[Dataset entries]
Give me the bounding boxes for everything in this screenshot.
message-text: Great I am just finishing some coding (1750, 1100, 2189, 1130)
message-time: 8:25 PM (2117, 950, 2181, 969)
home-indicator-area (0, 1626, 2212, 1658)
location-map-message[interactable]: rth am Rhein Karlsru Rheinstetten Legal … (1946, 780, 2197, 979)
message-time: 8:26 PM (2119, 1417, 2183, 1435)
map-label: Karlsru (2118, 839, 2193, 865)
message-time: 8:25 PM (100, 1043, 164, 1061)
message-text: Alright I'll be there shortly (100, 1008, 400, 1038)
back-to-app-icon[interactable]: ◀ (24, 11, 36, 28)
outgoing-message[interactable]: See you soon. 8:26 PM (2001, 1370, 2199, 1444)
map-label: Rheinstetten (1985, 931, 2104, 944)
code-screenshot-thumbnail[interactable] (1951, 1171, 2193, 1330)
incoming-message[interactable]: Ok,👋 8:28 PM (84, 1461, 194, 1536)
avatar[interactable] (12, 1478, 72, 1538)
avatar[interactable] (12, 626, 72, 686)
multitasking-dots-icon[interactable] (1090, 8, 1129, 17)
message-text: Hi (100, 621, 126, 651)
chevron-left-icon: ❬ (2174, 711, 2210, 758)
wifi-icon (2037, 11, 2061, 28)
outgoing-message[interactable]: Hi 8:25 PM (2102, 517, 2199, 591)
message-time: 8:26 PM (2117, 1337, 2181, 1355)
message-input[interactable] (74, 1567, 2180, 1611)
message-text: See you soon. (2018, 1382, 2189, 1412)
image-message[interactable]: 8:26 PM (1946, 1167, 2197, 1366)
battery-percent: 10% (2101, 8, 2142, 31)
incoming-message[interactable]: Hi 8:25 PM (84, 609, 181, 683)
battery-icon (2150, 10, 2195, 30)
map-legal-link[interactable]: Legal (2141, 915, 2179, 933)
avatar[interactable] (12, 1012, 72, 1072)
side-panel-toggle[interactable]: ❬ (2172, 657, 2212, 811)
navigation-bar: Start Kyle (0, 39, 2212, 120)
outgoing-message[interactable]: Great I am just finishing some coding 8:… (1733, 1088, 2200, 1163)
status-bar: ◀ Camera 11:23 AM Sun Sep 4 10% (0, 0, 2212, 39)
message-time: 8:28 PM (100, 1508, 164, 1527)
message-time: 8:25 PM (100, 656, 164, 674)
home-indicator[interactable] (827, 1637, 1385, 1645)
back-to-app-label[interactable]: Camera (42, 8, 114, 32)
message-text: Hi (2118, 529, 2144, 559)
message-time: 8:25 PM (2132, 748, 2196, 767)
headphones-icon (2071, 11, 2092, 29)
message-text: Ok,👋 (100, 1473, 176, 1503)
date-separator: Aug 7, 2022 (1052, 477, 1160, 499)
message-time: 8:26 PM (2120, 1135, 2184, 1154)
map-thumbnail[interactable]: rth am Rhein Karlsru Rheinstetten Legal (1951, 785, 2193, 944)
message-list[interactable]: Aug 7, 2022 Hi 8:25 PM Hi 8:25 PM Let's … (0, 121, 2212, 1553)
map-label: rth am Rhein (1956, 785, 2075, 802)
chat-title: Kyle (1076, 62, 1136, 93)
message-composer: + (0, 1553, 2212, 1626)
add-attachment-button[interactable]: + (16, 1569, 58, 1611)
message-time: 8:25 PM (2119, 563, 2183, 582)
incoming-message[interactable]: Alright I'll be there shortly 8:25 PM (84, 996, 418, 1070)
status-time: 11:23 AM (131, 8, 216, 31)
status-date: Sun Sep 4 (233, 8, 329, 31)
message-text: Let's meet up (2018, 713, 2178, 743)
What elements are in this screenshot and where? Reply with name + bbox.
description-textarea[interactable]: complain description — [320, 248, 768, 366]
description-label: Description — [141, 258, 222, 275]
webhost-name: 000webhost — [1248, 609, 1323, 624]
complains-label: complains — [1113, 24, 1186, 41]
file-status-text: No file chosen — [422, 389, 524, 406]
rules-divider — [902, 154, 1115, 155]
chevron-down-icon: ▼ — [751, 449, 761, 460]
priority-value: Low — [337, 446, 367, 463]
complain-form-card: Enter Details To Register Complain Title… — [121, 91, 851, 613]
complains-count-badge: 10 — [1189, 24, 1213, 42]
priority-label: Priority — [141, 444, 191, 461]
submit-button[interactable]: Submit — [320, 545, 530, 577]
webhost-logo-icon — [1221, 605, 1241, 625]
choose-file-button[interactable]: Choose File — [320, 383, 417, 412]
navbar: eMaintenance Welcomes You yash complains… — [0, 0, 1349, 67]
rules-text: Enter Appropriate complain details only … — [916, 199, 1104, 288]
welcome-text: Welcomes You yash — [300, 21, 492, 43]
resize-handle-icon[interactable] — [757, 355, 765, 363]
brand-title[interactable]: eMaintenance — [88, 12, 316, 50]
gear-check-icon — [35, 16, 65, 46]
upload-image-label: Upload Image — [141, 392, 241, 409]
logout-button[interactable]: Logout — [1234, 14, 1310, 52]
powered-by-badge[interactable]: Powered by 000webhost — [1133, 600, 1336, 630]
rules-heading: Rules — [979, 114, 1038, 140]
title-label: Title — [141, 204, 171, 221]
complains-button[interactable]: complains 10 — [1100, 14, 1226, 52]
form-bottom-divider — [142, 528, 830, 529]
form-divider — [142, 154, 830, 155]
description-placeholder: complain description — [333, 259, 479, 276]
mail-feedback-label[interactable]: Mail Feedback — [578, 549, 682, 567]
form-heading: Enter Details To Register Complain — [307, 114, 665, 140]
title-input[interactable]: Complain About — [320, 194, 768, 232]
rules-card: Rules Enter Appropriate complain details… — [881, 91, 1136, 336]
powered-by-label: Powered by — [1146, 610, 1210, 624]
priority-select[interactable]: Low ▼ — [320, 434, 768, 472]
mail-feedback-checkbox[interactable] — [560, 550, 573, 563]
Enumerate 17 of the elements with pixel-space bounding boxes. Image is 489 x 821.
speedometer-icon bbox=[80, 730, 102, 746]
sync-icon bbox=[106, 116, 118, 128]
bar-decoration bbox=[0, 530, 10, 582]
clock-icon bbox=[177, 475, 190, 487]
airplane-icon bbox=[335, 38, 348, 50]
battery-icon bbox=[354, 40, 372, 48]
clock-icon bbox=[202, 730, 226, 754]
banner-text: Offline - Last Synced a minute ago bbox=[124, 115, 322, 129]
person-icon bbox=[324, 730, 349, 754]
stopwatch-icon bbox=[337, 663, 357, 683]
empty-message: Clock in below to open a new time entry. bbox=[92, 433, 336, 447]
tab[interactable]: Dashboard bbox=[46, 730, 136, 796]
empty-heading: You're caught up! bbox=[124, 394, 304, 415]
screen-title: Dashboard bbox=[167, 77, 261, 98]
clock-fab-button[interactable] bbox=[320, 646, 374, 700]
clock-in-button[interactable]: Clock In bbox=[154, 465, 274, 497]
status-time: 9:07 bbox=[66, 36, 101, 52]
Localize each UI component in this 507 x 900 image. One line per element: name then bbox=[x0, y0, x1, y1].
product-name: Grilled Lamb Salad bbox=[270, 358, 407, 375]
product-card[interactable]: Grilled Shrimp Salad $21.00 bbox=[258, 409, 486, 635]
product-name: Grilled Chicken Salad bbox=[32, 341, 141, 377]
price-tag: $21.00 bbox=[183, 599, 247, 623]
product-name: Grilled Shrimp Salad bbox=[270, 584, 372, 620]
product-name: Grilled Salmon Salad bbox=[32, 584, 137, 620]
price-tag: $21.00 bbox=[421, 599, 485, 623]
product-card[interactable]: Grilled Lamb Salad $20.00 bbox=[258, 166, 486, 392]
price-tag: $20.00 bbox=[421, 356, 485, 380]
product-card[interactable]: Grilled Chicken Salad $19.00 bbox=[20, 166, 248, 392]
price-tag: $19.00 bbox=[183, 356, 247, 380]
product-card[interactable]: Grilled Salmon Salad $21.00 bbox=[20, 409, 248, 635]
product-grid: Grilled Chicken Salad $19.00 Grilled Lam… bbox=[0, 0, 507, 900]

PROBLEM DETAILS
Reproduce, without any changes, everything from the first line of the entries down through the line containing "outgoing-message[interactable]: Great I", with both of those lines included.

TASK RESULT
Give me the bounding boxes for everything in this screenshot.
message-text: Great I am just finishing some coding (1750, 1100, 2189, 1130)
message-time: 8:25 PM (2117, 950, 2181, 969)
home-indicator-area (0, 1626, 2212, 1658)
location-map-message[interactable]: rth am Rhein Karlsru Rheinstetten Legal … (1946, 780, 2197, 979)
message-time: 8:26 PM (2119, 1417, 2183, 1435)
map-label: Karlsru (2118, 839, 2193, 865)
message-time: 8:25 PM (100, 1043, 164, 1061)
message-text: Alright I'll be there shortly (100, 1008, 400, 1038)
back-to-app-icon[interactable]: ◀ (24, 11, 36, 28)
outgoing-message[interactable]: See you soon. 8:26 PM (2001, 1370, 2199, 1444)
map-label: Rheinstetten (1985, 931, 2104, 944)
code-screenshot-thumbnail[interactable] (1951, 1171, 2193, 1330)
incoming-message[interactable]: Ok,👋 8:28 PM (84, 1461, 194, 1536)
avatar[interactable] (12, 1478, 72, 1538)
avatar[interactable] (12, 626, 72, 686)
multitasking-dots-icon[interactable] (1090, 8, 1129, 17)
message-text: Hi (100, 621, 126, 651)
chevron-left-icon: ❬ (2174, 711, 2210, 758)
wifi-icon (2037, 11, 2061, 28)
outgoing-message[interactable]: Hi 8:25 PM (2102, 517, 2199, 591)
message-time: 8:26 PM (2117, 1337, 2181, 1355)
message-input[interactable] (74, 1567, 2180, 1611)
message-text: See you soon. (2018, 1382, 2189, 1412)
image-message[interactable]: 8:26 PM (1946, 1167, 2197, 1366)
battery-percent: 10% (2101, 8, 2142, 31)
incoming-message[interactable]: Hi 8:25 PM (84, 609, 181, 683)
battery-icon (2150, 10, 2195, 30)
map-legal-link[interactable]: Legal (2141, 915, 2179, 933)
avatar[interactable] (12, 1012, 72, 1072)
side-panel-toggle[interactable]: ❬ (2172, 657, 2212, 811)
navigation-bar: Start Kyle (0, 39, 2212, 120)
outgoing-message[interactable]: Great I am just finishing some coding 8:… (1733, 1088, 2200, 1163)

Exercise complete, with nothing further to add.